__Directions__.
List each line of the data that holds the word "calculation".
┄┄┄┄┄┄┄┄┄┄┄┄┄┄┄┄┄┄┄┄
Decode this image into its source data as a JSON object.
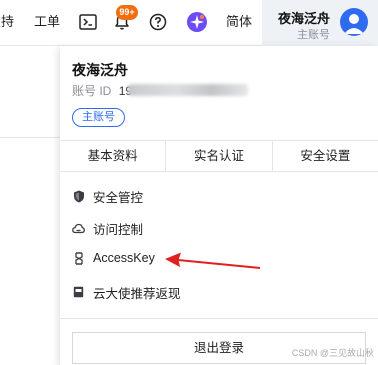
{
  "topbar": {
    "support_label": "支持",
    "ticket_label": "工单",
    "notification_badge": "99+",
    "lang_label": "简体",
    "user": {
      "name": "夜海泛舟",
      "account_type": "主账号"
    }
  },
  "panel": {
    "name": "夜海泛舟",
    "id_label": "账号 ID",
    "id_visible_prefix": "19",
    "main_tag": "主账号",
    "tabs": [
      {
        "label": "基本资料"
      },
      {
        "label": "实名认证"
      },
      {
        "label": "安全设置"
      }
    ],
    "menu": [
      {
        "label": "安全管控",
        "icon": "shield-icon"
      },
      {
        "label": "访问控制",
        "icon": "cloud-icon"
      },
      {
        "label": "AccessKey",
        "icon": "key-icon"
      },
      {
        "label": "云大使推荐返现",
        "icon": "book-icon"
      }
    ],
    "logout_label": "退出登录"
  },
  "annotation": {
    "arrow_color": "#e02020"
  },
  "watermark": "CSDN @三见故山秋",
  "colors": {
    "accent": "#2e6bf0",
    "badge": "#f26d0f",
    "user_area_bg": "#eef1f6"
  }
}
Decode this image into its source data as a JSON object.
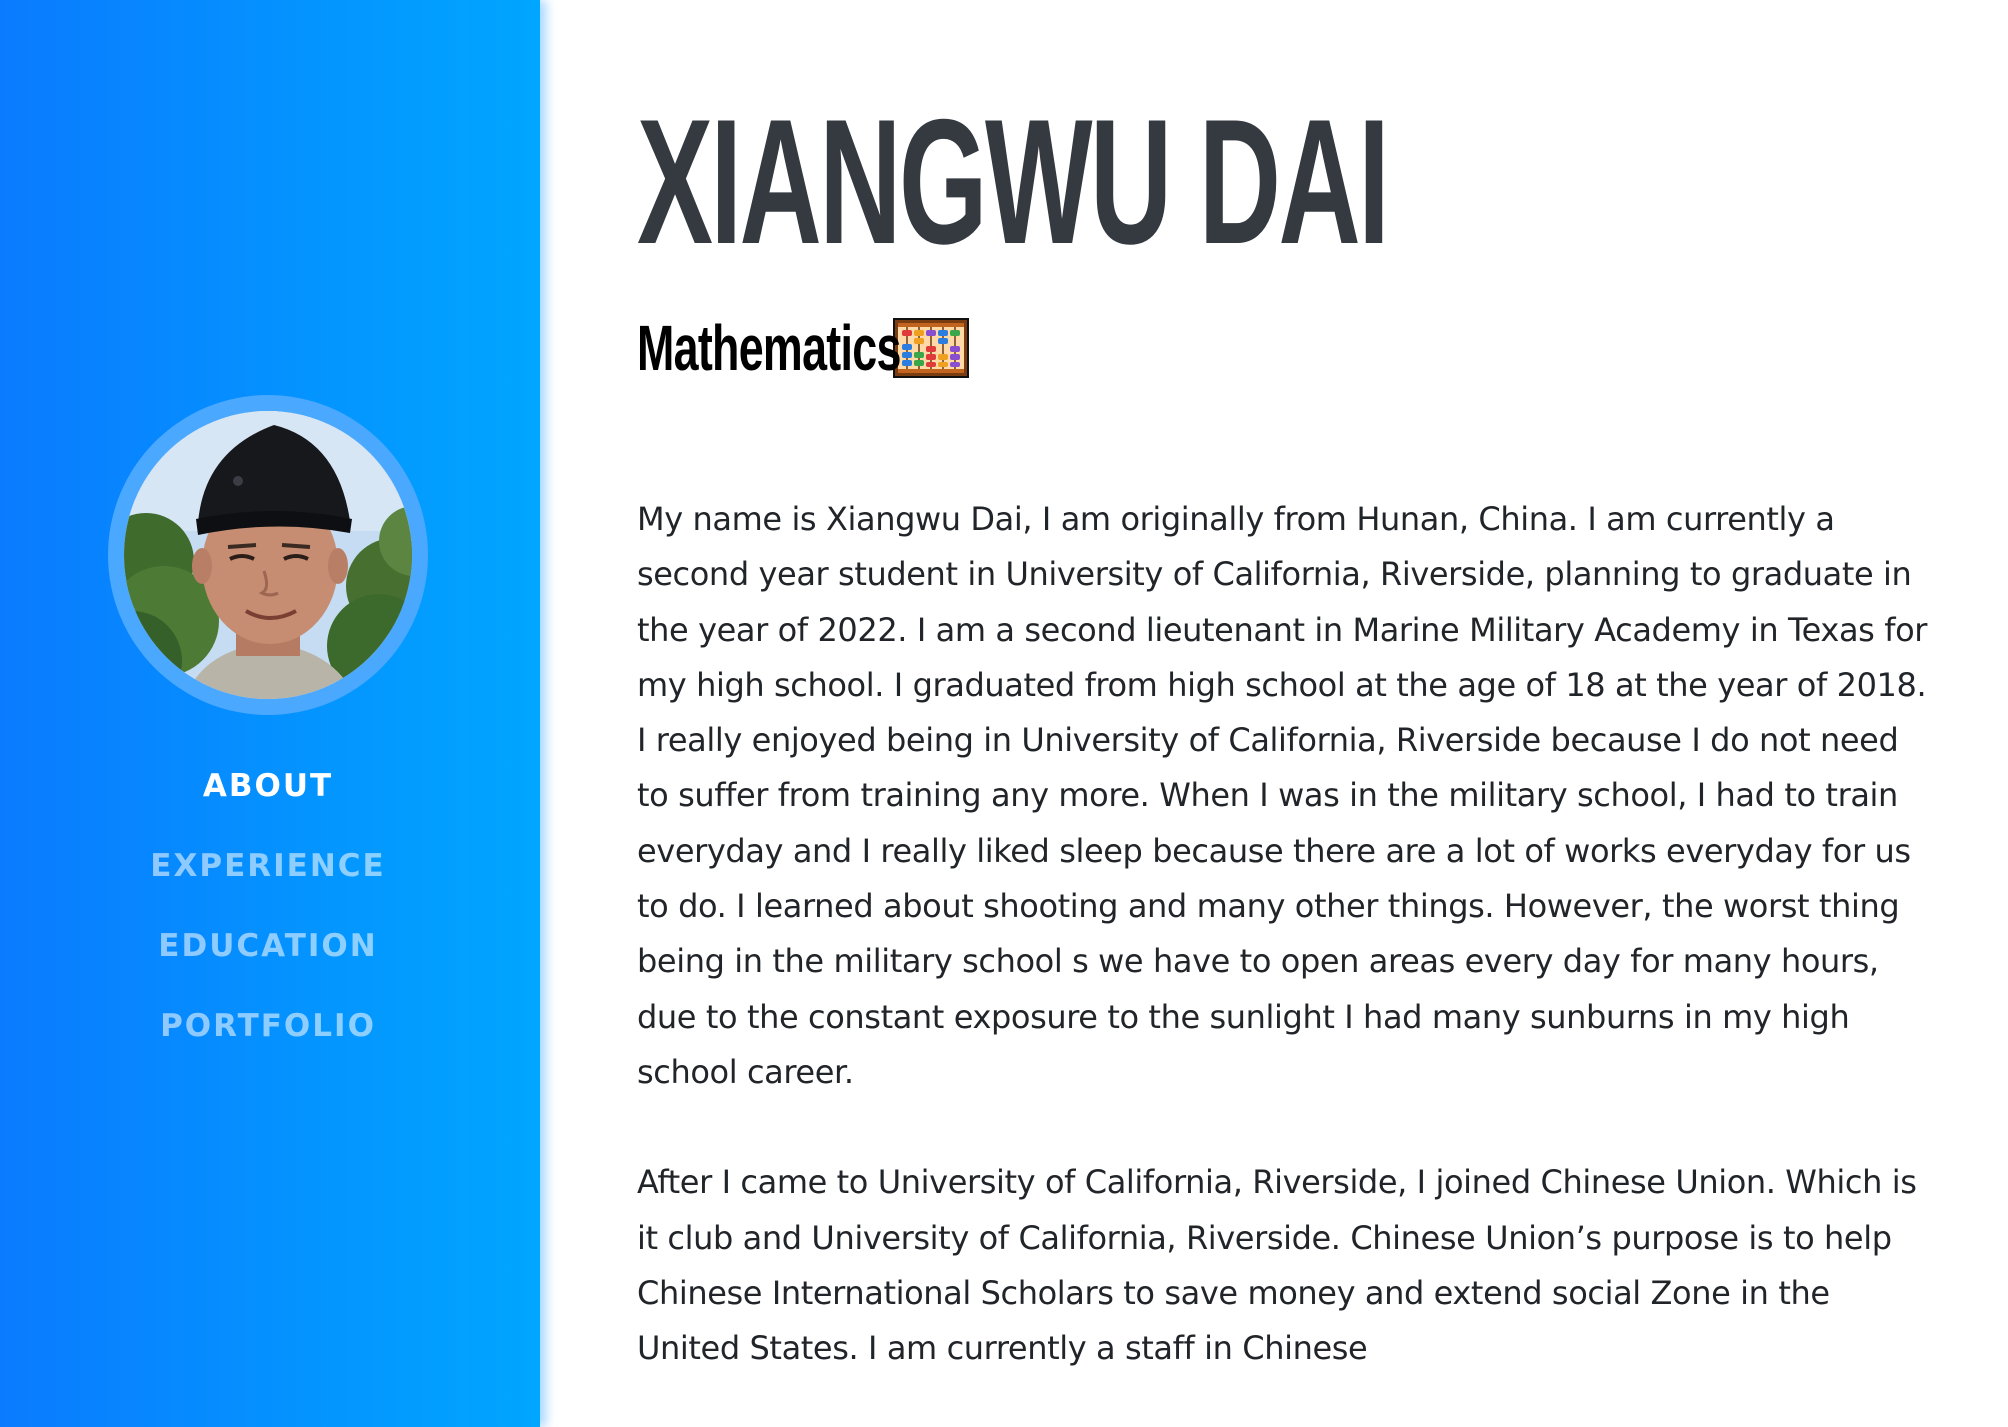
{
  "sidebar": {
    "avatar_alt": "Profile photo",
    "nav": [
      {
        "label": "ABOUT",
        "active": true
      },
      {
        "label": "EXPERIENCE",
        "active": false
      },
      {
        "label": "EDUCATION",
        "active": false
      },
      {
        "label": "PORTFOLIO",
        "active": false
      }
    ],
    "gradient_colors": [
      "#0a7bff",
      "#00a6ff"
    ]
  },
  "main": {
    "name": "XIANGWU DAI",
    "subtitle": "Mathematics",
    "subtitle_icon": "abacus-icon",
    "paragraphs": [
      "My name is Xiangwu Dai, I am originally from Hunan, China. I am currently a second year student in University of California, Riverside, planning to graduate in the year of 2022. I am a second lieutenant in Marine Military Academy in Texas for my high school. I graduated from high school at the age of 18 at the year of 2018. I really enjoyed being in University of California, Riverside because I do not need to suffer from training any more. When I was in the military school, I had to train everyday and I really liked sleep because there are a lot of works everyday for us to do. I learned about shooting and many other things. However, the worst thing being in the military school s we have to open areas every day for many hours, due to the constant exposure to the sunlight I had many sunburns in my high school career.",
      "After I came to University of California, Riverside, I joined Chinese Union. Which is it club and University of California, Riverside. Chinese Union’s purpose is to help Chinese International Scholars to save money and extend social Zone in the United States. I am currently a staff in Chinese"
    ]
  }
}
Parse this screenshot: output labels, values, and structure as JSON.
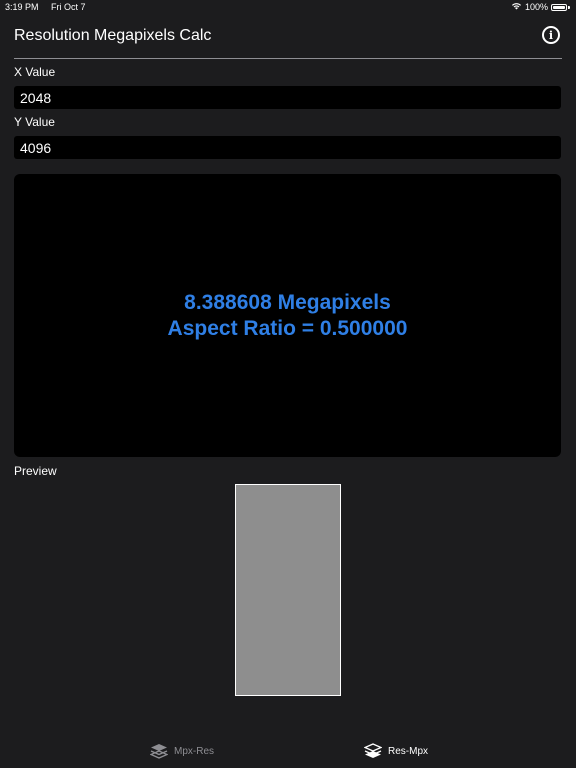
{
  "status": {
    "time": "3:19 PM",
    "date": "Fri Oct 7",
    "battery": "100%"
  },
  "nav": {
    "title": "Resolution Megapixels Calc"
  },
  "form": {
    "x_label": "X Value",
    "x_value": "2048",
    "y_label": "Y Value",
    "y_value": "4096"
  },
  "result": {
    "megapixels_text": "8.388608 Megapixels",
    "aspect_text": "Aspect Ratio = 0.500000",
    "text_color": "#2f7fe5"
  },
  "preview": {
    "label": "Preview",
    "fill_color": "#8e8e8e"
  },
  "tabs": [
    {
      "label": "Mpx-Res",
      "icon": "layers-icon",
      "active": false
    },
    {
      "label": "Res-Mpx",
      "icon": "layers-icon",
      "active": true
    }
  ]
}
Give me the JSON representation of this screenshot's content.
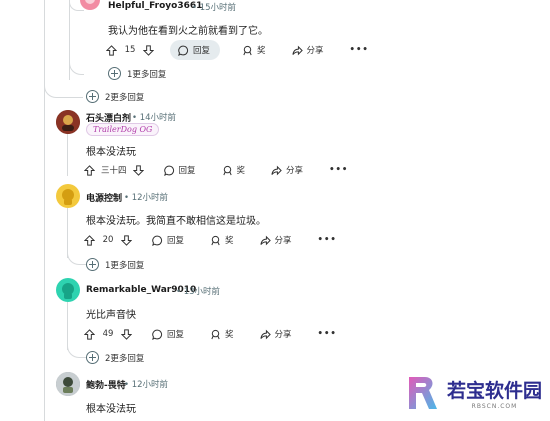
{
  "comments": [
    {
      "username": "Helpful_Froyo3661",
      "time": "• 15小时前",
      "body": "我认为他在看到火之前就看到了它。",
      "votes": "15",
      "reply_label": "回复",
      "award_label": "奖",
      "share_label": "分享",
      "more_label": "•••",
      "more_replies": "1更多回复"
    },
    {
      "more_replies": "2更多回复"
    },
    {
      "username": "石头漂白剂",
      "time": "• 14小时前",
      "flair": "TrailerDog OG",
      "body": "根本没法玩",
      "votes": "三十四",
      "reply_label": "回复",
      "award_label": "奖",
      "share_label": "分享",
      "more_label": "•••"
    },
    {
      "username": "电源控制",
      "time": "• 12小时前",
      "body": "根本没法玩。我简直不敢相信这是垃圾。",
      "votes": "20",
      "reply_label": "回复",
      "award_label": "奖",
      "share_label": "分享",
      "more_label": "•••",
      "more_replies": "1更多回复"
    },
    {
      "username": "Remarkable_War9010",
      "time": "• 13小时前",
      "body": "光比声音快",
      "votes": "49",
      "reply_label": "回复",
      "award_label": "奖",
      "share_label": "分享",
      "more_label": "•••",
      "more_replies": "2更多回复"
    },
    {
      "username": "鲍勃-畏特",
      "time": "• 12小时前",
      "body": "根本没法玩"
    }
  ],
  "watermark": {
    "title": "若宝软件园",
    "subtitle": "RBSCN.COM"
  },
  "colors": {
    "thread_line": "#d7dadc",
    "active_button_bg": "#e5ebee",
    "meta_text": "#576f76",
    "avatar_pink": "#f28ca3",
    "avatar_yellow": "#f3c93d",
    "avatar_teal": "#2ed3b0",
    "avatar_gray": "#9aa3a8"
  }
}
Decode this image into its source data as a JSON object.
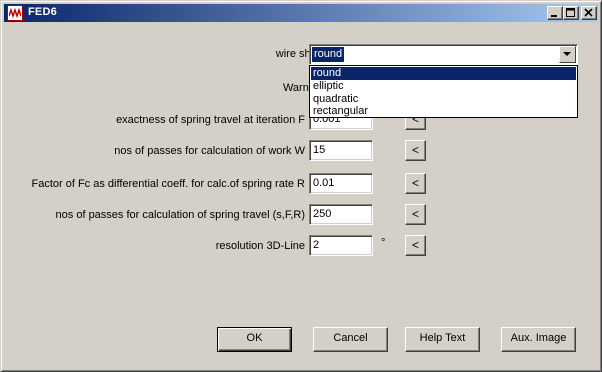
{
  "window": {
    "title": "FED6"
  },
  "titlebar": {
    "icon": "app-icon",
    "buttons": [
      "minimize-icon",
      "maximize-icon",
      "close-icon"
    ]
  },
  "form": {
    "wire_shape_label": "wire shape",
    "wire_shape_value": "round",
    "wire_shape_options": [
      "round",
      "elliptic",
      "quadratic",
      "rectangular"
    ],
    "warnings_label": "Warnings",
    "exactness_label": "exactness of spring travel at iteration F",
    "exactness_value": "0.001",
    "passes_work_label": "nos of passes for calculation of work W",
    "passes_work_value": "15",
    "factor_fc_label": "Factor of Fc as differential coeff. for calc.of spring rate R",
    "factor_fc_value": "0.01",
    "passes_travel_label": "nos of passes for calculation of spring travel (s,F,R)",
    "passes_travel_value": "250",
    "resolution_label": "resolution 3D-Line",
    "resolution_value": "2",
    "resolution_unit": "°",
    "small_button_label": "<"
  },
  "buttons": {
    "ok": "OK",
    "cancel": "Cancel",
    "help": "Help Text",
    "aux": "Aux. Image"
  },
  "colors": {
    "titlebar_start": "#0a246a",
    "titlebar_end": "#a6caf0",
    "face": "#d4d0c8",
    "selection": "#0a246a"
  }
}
┄┄┄┄┄┄┄┄┄┄┄┄┄┄┄┄┄┄┄┄
__Answer to this task__.
    "passes_work_label": "nos of passes for calculation of work W",
    "passes_travel_label": "nos of passes for calculation of spring travel (s,F,R)",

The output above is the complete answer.